[A block of data]
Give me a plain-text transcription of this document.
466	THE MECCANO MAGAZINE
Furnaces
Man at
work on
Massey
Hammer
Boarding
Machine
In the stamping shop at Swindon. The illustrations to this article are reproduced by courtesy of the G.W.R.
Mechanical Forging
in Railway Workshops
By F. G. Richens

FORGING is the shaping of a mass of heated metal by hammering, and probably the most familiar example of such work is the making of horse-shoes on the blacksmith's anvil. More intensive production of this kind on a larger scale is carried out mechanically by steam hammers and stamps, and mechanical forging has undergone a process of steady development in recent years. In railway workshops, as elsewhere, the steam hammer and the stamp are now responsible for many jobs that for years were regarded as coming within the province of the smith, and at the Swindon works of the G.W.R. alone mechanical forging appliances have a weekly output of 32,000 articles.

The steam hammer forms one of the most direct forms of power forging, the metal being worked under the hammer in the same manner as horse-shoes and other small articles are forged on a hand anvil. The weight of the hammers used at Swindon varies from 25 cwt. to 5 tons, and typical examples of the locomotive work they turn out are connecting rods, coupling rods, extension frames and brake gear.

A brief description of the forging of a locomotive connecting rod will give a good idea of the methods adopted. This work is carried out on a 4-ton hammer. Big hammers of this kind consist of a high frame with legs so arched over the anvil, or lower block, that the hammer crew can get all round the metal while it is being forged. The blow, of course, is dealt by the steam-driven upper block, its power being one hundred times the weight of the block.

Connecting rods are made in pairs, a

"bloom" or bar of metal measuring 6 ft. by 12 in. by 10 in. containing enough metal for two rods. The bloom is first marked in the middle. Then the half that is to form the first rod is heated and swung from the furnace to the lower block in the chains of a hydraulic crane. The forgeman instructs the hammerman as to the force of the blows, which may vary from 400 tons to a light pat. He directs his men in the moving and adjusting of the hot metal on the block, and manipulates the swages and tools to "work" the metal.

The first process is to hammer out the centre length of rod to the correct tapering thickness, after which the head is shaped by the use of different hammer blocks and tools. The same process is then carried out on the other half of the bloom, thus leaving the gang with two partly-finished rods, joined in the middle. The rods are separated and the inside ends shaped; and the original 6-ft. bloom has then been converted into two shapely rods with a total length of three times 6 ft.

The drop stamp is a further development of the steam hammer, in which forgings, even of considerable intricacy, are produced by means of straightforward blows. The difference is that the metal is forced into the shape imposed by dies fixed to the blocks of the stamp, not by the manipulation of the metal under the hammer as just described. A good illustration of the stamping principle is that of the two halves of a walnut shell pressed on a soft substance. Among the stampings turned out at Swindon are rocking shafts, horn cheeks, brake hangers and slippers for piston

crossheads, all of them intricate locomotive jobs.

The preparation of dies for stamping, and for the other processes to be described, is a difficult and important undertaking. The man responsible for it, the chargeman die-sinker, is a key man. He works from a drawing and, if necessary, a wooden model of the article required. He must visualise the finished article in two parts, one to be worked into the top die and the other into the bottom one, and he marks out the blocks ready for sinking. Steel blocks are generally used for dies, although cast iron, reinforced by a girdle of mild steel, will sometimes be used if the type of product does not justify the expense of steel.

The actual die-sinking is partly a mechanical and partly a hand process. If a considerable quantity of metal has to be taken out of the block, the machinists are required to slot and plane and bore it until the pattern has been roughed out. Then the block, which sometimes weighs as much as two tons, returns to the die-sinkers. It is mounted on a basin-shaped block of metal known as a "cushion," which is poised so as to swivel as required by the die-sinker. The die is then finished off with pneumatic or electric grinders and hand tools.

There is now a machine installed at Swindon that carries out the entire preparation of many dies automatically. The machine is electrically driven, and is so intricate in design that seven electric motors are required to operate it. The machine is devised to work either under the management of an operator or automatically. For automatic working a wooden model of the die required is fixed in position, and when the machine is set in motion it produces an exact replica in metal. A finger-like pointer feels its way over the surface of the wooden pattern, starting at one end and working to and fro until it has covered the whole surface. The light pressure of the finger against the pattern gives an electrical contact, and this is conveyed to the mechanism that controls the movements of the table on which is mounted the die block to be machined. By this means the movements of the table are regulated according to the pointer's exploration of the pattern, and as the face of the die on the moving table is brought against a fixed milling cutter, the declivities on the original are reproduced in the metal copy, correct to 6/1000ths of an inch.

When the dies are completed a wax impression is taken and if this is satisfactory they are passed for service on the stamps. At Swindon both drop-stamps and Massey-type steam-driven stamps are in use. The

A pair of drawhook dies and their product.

### Stated exercise
Copy each line that contains the word "Massey".

### Solution for this exercise
Massey
When the dies are completed a wax impression is taken and if this is satisfactory they are passed for service on the stamps. At Swindon both drop-stamps and Massey-type steam-driven stamps are in use. The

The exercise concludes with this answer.